### WHAT TO PRODUCE
Check each line below for the word "ffffff", and copy those that have it.

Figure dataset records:
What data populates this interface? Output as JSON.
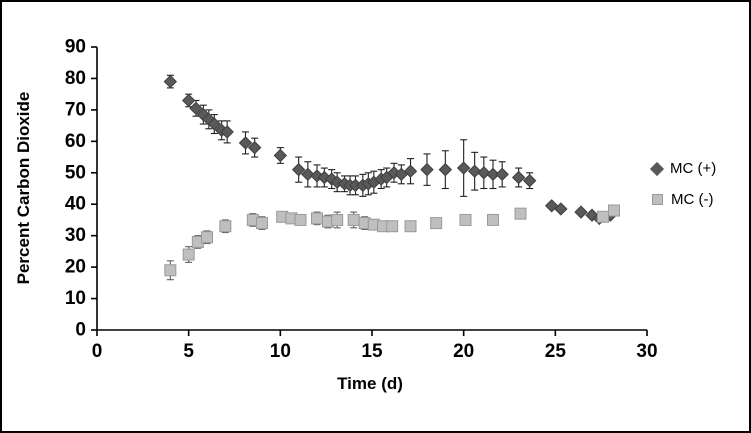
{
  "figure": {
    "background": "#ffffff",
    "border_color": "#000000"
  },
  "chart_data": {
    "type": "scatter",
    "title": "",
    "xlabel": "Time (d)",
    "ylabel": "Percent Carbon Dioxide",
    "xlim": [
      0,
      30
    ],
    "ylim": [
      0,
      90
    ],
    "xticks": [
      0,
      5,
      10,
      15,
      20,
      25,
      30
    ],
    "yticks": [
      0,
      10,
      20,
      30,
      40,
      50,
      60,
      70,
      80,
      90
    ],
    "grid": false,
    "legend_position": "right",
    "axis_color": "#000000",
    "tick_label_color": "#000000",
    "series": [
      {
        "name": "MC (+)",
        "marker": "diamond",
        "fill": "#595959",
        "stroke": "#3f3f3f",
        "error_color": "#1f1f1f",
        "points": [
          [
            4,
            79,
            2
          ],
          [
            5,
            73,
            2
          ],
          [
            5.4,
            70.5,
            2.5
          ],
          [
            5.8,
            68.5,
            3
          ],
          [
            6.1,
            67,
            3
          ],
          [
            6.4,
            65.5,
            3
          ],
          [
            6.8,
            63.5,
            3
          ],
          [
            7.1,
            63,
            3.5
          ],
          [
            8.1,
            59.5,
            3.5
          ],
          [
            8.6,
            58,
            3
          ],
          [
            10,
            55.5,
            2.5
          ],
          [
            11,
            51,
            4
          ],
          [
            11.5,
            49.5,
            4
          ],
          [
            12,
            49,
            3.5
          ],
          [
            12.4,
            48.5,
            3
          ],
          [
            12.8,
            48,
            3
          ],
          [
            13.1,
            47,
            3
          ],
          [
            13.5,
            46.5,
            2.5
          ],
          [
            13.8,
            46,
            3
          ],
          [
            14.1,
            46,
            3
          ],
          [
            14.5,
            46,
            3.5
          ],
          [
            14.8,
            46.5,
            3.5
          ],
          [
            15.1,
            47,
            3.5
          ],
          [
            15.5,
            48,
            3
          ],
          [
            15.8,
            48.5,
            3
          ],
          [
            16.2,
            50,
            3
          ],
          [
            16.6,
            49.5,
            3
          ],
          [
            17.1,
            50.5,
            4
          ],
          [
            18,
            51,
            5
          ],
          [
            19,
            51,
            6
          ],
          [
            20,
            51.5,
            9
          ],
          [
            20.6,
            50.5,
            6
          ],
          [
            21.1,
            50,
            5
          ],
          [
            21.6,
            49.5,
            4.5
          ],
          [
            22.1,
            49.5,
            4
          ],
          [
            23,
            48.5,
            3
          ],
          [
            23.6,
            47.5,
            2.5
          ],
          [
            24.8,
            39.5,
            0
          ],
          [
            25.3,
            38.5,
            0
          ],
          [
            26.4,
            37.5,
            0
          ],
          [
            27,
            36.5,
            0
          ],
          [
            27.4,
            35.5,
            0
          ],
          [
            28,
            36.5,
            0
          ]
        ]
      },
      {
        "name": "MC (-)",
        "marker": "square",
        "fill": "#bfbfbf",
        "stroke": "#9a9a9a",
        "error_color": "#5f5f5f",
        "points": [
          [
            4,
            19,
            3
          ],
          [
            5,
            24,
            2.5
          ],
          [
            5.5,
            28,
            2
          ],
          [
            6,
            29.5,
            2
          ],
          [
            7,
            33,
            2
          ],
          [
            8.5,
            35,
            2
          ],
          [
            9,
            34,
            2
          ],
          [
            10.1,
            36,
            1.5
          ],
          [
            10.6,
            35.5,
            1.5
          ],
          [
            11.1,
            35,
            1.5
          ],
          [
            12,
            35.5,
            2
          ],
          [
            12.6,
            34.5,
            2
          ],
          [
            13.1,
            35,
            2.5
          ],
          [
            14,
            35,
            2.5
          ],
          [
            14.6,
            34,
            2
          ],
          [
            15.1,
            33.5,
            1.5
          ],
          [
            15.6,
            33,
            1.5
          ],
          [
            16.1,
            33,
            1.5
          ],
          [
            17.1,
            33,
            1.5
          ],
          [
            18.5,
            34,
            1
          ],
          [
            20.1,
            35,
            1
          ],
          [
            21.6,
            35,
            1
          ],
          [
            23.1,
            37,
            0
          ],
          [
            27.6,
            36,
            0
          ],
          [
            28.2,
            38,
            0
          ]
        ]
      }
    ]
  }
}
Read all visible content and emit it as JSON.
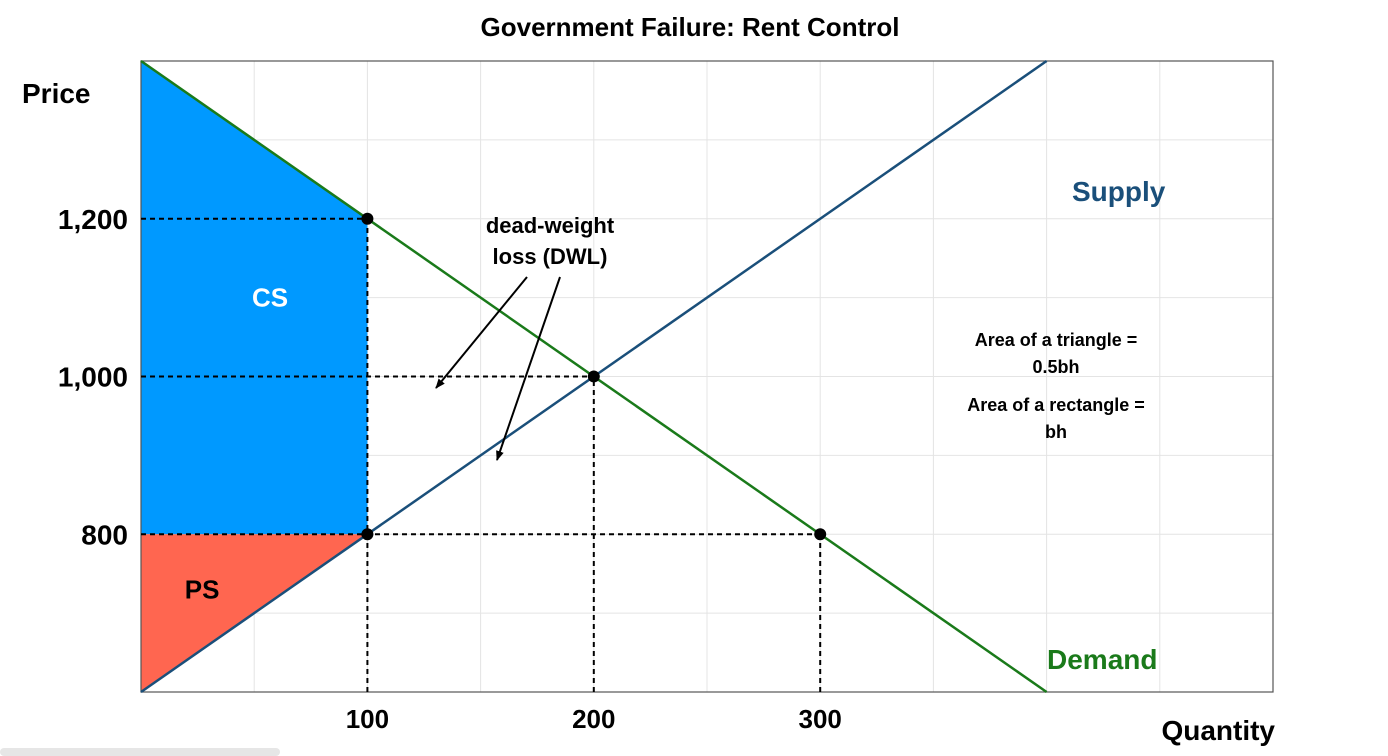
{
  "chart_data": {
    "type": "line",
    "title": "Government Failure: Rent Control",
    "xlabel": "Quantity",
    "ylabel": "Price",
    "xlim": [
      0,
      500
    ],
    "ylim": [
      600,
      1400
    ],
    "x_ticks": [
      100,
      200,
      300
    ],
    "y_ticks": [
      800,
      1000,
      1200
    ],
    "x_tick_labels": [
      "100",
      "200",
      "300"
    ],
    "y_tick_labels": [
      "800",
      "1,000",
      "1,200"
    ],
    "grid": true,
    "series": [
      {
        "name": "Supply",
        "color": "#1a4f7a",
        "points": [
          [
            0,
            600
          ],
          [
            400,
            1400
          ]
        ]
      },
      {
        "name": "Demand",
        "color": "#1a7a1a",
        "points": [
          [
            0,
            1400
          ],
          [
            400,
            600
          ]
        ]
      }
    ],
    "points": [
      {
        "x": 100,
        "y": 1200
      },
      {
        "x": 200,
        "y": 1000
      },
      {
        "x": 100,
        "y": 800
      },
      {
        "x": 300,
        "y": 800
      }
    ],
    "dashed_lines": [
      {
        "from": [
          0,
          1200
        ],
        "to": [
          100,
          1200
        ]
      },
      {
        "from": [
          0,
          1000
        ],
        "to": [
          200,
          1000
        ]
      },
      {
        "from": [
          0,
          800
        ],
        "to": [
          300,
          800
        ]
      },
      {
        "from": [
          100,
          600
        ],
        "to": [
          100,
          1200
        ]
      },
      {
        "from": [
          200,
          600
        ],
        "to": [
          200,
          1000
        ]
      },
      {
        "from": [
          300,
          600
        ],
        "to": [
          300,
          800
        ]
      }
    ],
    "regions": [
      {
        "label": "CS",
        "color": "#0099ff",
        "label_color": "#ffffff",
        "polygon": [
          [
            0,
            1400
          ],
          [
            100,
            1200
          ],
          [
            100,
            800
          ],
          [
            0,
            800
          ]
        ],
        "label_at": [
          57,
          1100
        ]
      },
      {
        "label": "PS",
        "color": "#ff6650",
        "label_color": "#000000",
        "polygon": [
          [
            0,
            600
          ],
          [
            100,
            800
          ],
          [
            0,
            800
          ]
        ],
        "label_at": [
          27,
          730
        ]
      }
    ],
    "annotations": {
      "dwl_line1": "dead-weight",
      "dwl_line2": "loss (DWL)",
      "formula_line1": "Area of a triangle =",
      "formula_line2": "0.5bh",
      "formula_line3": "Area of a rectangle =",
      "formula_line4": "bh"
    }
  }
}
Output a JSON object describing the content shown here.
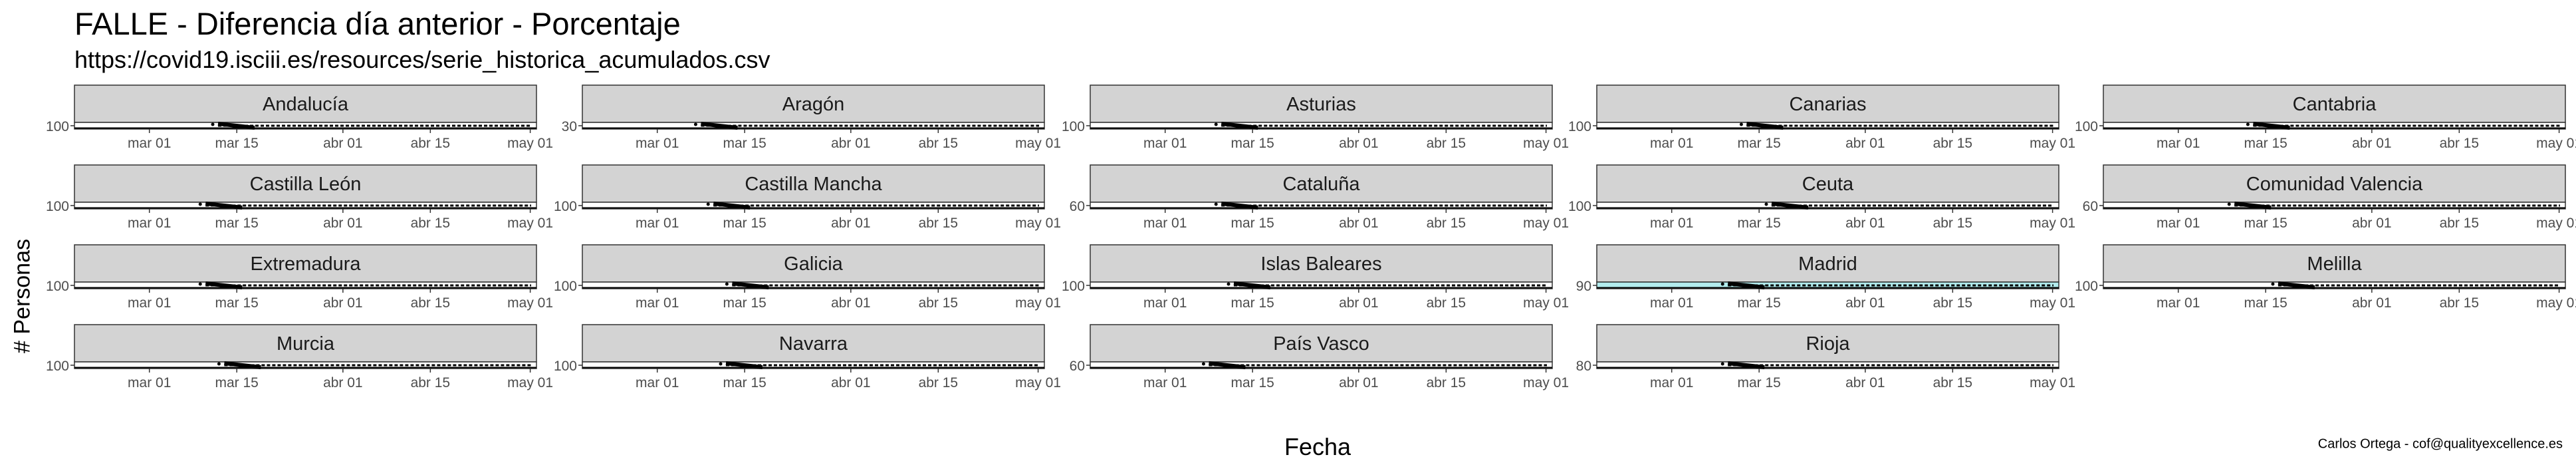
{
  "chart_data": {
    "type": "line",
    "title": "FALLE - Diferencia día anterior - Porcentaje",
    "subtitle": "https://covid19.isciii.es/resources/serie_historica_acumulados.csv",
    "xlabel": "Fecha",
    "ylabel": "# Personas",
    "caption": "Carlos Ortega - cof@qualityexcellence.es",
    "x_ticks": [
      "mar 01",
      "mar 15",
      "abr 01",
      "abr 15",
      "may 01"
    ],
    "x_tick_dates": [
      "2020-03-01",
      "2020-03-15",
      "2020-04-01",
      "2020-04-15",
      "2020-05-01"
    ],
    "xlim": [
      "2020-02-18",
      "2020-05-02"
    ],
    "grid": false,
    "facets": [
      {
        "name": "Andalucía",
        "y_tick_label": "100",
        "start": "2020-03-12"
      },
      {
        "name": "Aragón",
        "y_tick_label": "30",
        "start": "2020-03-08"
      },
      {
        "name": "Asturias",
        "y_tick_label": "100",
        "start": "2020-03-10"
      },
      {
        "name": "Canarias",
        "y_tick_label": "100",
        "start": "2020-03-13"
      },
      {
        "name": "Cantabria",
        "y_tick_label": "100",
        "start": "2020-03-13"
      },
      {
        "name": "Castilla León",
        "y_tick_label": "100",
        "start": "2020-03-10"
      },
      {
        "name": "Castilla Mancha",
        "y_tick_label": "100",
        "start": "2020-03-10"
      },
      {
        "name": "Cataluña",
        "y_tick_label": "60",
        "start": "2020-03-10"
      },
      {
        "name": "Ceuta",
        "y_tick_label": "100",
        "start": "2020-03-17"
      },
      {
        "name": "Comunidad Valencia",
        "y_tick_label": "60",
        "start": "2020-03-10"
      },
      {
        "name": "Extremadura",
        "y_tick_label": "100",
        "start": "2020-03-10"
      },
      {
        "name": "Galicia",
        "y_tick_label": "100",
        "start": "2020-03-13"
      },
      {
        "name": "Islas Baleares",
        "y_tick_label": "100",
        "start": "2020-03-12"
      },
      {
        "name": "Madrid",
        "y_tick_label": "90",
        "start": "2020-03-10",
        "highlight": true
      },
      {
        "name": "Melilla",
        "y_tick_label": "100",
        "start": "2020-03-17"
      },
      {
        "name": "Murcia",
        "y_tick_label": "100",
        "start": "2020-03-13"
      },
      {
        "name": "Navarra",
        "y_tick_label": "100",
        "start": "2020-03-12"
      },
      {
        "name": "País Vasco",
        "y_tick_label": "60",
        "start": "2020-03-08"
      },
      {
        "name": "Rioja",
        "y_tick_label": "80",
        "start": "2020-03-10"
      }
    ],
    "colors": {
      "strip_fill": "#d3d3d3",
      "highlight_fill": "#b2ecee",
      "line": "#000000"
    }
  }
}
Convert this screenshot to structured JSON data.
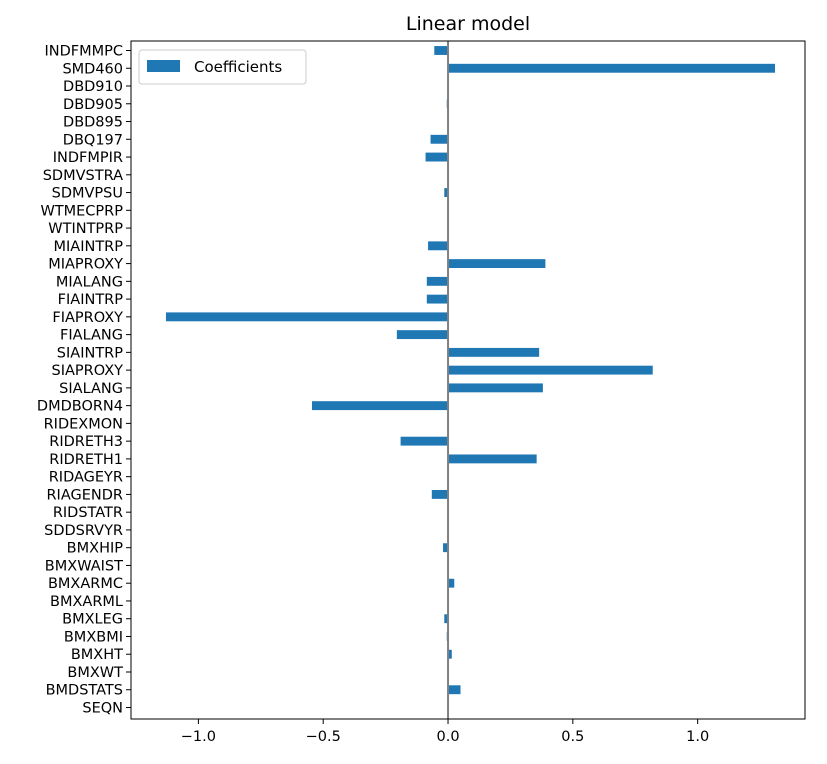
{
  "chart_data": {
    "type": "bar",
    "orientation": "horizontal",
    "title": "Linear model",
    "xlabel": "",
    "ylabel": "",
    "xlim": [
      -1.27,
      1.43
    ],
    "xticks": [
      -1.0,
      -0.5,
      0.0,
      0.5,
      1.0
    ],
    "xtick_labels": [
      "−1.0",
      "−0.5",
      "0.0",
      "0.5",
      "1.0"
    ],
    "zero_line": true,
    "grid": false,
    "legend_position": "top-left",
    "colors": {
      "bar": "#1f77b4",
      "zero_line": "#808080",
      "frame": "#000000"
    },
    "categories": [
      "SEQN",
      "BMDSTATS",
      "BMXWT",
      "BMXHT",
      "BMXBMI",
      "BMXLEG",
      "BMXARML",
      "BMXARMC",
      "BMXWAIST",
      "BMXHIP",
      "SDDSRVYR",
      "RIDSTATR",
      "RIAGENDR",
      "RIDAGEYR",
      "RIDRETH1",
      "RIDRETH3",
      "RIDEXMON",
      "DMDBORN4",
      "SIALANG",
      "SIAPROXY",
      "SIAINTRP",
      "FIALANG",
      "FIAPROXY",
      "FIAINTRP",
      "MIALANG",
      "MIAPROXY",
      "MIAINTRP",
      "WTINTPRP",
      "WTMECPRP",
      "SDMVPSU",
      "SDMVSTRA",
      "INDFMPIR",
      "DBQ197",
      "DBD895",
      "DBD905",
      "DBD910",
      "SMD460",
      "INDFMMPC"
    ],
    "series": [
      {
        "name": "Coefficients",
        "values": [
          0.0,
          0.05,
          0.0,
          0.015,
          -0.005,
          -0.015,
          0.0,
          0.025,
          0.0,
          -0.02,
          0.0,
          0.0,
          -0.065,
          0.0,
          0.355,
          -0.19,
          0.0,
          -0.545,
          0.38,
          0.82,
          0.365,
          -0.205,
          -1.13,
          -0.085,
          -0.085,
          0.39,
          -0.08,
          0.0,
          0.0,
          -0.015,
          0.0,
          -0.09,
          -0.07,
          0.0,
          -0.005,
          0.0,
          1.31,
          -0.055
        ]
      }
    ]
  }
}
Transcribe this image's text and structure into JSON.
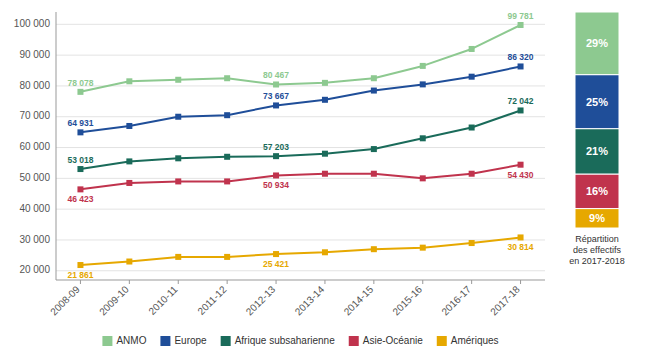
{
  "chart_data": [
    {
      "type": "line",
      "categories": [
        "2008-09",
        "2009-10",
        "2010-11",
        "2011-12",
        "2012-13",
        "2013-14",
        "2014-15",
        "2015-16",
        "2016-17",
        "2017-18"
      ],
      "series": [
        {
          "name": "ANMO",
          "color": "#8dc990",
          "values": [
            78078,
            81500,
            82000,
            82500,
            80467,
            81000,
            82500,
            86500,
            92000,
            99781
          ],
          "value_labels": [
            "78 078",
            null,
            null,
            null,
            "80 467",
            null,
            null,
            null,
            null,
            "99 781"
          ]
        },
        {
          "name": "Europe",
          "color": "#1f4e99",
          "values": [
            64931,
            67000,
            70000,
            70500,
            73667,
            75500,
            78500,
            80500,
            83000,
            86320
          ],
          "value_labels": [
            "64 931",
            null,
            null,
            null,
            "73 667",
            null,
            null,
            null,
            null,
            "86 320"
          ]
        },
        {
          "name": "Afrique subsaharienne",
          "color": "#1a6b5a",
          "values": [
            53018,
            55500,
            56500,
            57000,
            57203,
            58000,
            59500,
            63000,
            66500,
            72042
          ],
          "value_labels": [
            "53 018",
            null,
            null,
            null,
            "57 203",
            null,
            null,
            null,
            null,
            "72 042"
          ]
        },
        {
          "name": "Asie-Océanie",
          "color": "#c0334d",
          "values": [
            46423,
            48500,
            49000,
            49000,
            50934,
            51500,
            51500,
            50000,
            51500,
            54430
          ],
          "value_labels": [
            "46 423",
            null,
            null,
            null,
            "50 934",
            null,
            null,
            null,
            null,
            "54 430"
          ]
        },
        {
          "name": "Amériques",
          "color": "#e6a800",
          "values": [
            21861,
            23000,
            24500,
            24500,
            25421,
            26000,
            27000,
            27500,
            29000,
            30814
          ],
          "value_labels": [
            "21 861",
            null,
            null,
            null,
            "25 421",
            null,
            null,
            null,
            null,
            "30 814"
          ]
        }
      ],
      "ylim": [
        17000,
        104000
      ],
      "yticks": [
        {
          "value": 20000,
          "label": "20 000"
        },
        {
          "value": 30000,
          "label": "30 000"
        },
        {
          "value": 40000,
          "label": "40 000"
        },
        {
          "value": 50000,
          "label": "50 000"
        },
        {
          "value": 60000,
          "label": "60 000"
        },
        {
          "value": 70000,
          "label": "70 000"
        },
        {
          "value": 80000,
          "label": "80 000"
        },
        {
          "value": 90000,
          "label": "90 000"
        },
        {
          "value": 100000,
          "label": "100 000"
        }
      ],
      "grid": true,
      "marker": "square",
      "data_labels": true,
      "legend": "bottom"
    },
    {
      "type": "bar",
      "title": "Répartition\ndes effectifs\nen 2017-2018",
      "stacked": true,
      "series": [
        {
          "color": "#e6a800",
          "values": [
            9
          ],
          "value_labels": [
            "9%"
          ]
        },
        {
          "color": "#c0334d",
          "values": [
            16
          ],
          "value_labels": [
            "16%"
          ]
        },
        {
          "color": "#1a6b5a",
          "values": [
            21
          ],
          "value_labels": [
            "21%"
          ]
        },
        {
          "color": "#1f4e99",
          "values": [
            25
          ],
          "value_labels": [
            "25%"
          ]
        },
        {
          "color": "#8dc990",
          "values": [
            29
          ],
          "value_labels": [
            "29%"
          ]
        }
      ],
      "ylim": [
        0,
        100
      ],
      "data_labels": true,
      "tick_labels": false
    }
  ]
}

### OUTPUT OF THE TASK
    "background": "#ffffff",
        "label_color": "#ffffff",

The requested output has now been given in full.